■ Problem to solve
Every entry below must be repeated exactly; skip the pictures.

■ Data section
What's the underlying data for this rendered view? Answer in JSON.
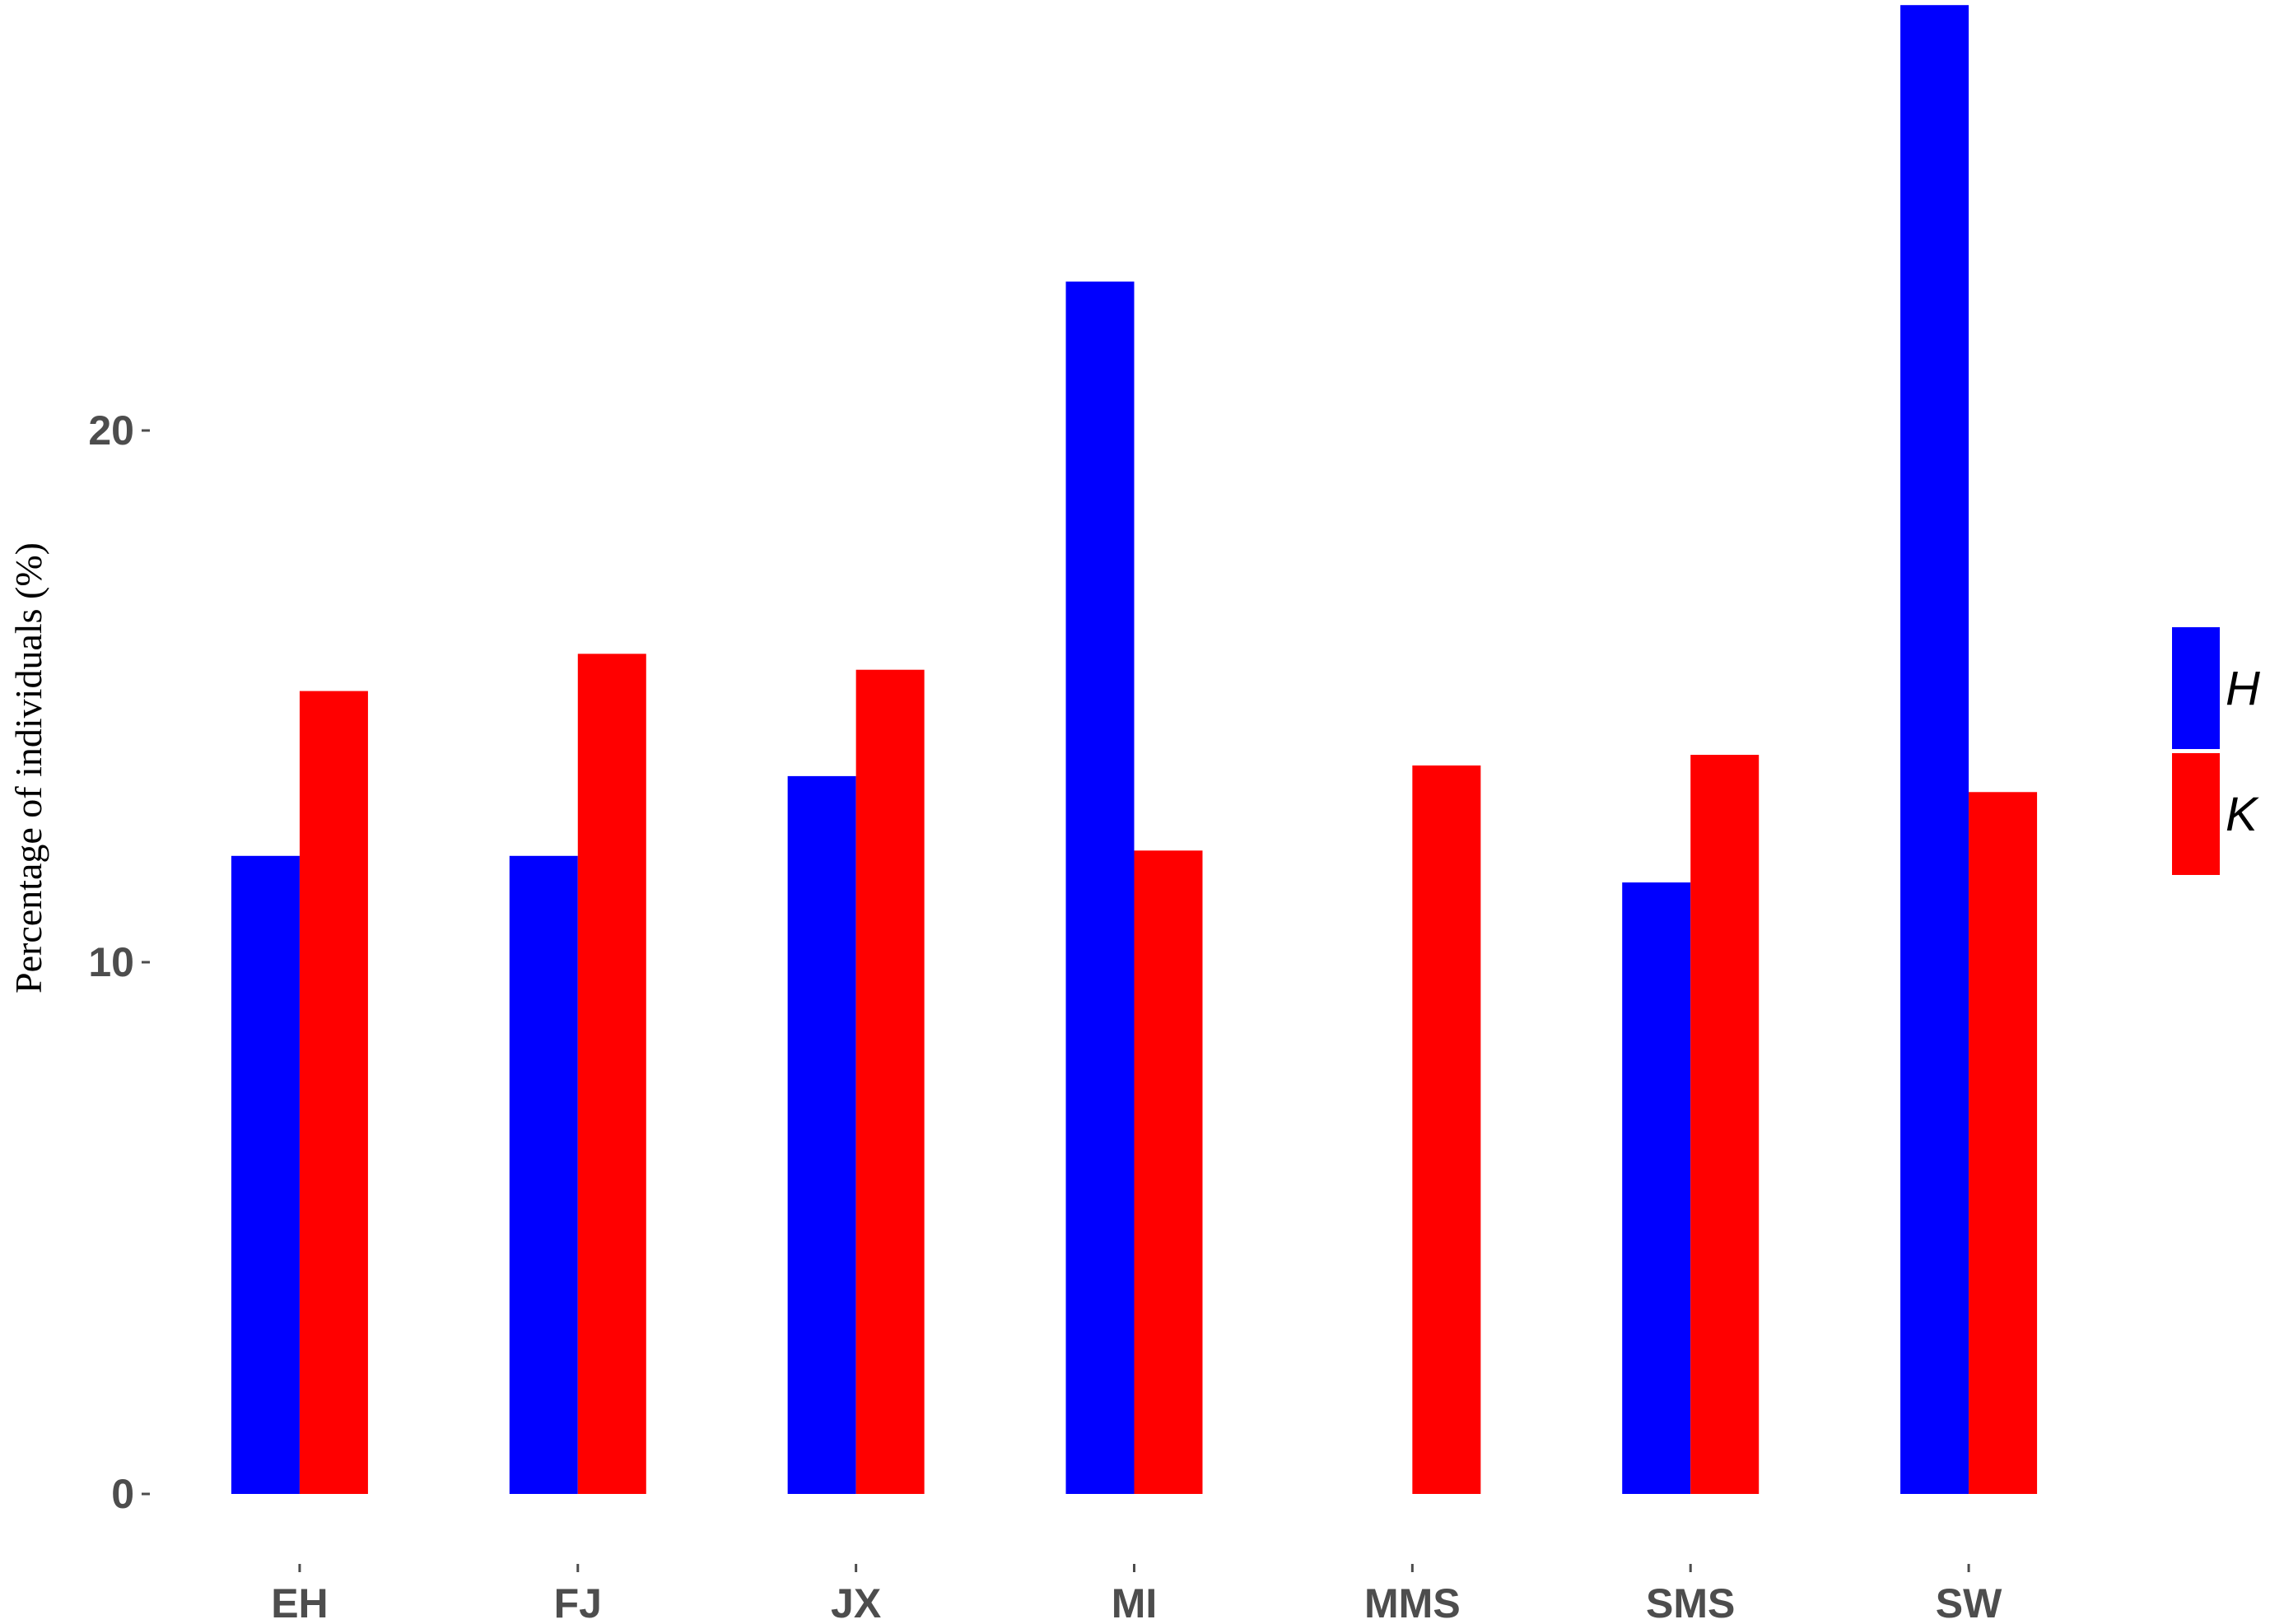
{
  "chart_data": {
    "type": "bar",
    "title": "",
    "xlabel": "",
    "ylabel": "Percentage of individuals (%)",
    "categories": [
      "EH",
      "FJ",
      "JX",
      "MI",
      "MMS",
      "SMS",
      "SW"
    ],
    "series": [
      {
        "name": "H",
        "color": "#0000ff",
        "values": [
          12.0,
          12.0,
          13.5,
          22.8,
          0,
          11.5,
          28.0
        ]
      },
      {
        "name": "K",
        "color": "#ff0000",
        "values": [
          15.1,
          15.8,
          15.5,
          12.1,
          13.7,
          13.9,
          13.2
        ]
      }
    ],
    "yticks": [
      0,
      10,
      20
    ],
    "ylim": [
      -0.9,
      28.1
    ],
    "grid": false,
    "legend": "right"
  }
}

■ Reply to the exercise
What's the underlying data for this rendered view? Answer in JSON.
{
  "chart_data": {
    "type": "bar",
    "title": "",
    "xlabel": "",
    "ylabel": "Percentage of individuals (%)",
    "categories": [
      "EH",
      "FJ",
      "JX",
      "MI",
      "MMS",
      "SMS",
      "SW"
    ],
    "series": [
      {
        "name": "H",
        "color": "#0000ff",
        "values": [
          12.0,
          12.0,
          13.5,
          22.8,
          0,
          11.5,
          28.0
        ]
      },
      {
        "name": "K",
        "color": "#ff0000",
        "values": [
          15.1,
          15.8,
          15.5,
          12.1,
          13.7,
          13.9,
          13.2
        ]
      }
    ],
    "yticks": [
      0,
      10,
      20
    ],
    "ylim": [
      -0.9,
      28.1
    ],
    "grid": false,
    "legend": "right"
  }
}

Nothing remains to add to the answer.